_Document passage:_
In [1]:
import os
from os import listdir
import pandas as pd
import numpy as np
import glob
import cv2
import json
from os.path import expanduser
import splitfolders
import shutil
from define_path import Def_Path

from tqdm import tqdm

import torch 
import torchvision
from torchvision import models
from torchvision.models.detection.rpn import AnchorGenerator
import torch.optim as optim
from torch.utils.data import Dataset, DataLoader
import torch.nn as nn 
import torch.nn.functional as func
import torchvision.transforms as T
from torchvision.transforms import functional as F
from torchsummary import summary
from torch.cuda.amp import GradScaler, autocast
from sklearn.model_selection import train_test_split
from torch_geometric.nn import GCNConv, global_mean_pool
from torch_geometric.data import Data

import albumentations as A # Library for augmentations

import matplotlib.pyplot as plt 
from PIL import Image

import transforms, utils, engine, train
from utils import collate_fn
from engine import train_one_epoch, evaluate

import networkx as nx


t = torch.cuda.get_device_properties(0).total_memory
print(t)
torch.cuda.empty_cache()

r = torch.cuda.memory_reserved(0)
print(r)
a = torch.cuda.memory_allocated(0)
print(a)
# f = r-a  # free inside reserved

16908615680
0
0


In [2]:
# to generalize home directory. User can change their parent path without entering their home directory
path = Def_Path()

parent_path =  path.home + "/Pictures/" + "Data/"

root_dir = parent_path + path.year + "-" + path.month + "-" + path.day + "/"

print(root_dir)

/home/jc-merlab/Pictures/Data/2023-10-13/


In [3]:
device = 'cuda' if torch.cuda.is_available() else 'cpu'
# torch.cuda.set_per_process_memory_fraction(0.9, 0)
print(device)

cuda


In [4]:
# this fucntion tranforms an input image for diverseifying data for training
def train_transform():
    return A.Compose([
        A.Sequential([
            A.RandomRotate90(p=1), 
            A.RandomBrightnessContrast(brightness_limit=0.3, contrast_limit=0.2, brightness_by_max=True, always_apply=False, p=1), 
        ], p=1),
        A.Resize(640, 480),  # Resize every image to 640x480 after all other transformations
    ],
    keypoint_params=A.KeypointParams(format='xy'),
    bbox_params=A.BboxParams(format='pascal_voc', label_fields=['bboxes_labels'])
    )

_Directives:_
- a) In the PyTorch notebook code, rewrite the stretch from "r = torch.cuda.memory_reserved(0)" through "path = Def_Path()", replacing "memory_reserved" with "memory_cached".
- b) Extend the PyTorch notebook code, picking up right after its final line.

Element location listings:
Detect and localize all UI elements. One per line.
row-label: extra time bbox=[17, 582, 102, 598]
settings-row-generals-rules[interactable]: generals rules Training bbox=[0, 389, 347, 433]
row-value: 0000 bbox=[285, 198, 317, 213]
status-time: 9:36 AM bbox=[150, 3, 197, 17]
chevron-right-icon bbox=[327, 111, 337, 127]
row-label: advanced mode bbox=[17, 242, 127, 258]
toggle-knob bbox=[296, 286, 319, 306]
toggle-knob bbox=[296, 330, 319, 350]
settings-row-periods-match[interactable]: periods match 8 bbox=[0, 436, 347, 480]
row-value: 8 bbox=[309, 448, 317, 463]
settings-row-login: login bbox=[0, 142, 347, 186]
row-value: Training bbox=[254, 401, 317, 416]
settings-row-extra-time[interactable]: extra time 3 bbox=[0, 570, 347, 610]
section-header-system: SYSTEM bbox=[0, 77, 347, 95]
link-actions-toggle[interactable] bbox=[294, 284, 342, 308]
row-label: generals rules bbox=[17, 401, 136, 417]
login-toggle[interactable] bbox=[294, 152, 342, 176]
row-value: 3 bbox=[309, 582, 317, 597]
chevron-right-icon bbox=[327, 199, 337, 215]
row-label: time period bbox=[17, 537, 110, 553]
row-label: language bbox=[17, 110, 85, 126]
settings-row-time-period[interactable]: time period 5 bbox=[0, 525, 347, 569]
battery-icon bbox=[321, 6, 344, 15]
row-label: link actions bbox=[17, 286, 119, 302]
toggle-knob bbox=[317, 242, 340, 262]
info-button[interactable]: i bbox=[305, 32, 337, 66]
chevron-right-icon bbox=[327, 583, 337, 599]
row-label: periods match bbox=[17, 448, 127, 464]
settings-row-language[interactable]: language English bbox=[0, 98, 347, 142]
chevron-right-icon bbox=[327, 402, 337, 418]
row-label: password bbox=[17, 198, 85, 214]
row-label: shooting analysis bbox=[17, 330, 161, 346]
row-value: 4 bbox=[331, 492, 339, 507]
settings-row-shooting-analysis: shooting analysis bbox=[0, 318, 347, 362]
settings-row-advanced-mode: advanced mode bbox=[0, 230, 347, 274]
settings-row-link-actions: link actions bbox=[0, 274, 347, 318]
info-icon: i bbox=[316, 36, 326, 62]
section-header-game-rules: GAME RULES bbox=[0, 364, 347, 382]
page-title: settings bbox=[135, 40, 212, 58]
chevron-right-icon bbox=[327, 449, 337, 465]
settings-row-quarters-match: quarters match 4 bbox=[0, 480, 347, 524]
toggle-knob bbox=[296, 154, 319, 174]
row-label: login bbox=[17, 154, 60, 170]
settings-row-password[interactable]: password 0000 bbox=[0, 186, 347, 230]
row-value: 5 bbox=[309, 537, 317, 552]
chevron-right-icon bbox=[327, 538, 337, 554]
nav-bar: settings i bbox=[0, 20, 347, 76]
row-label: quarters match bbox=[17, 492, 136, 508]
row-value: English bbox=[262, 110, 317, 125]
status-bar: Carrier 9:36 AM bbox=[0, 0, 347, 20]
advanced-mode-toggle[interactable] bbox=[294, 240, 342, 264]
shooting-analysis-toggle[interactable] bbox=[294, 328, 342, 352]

_Task results:_
- a)
r = torch.cuda.memory_cached(0)
print(r)
a = torch.cuda.memory_allocated(0)
print(a)
# f = r-a  # free inside reserved

16908615680
0
0


In [2]:
# to generalize home directory. User can change their parent path without entering their home directory
path = Def_Path()

- b)
In [5]:
# this function is to split the dataset into train, test and validation folder.
def train_test_split(src_dir):
    dst_dir_img = src_dir + "images"
    dst_dir_anno = src_dir + "annotations"
    
    if os.path.exists(dst_dir_img) and os.path.exists(dst_dir_anno):
        print("folders exist")
    else:
        os.mkdir(dst_dir_img)
        os.mkdir(dst_dir_anno)
        
    for jpgfile in glob.iglob(os.path.join(src_dir, "*.jpg")):
        shutil.copy(jpgfile, dst_dir_img)

    for jsonfile in glob.iglob(os.path.join(src_dir, "*.json")):
        shutil.copy(jsonfile, dst_dir_anno)
        
    output = parent_path + "split_folder_output" + "-" + path.year + "-" + path.month + "-" + path.day 
    
    print(output)
    
    splitfolders.ratio(src_dir, # The location of dataset
                   output=output, # The output location
                   seed=42, # The number of seed
                   ratio=(.7, .2, .1), # The ratio of split dataset
                   group_prefix=None, # If your dataset contains more than one file like ".jpg", ".pdf", etc
                   move=False # If you choose to move, turn this into True
                   )
    
    shutil.rmtree(dst_dir_img)
    shutil.rmtree(dst_dir_anno)
    
    return output

In [6]:
class ClassDataset(Dataset):
    def __init__(self, root, transform=None, demo=False):                
        self.root = root
        self.transform = transform
        self.demo = demo 
        self.imgs_files = sorted(os.listdir(os.path.join(root, "images")))
        self.annotations_files = sorted(os.listdir(os.path.join(root, "annotations")))
    
    def __getitem__(self, idx):
        img_path = os.path.join(self.root, "images", self.imgs_files[idx])
        annotations_path = os.path.join(self.root, "annotations", self.annotations_files[idx])
        img_original = cv2.imread(img_path)
        img_original = cv2.cvtColor(img_original, cv2.COLOR_BGR2RGB)        
        
        with open(annotations_path) as f:
            data = json.load(f)
            bboxes_original = data['bboxes']
            keypoints_original = data['keypoints']
            
            # All objects are keypoints on the arm
            bboxes_labels_original = [] 
            bboxes_labels_original.append('base_kp')
            bboxes_labels_original.append('joint1')
            bboxes_labels_original.append('joint2')
            bboxes_labels_original.append('joint3')
            bboxes_labels_original.append('joint4')
            bboxes_labels_original.append('joint5')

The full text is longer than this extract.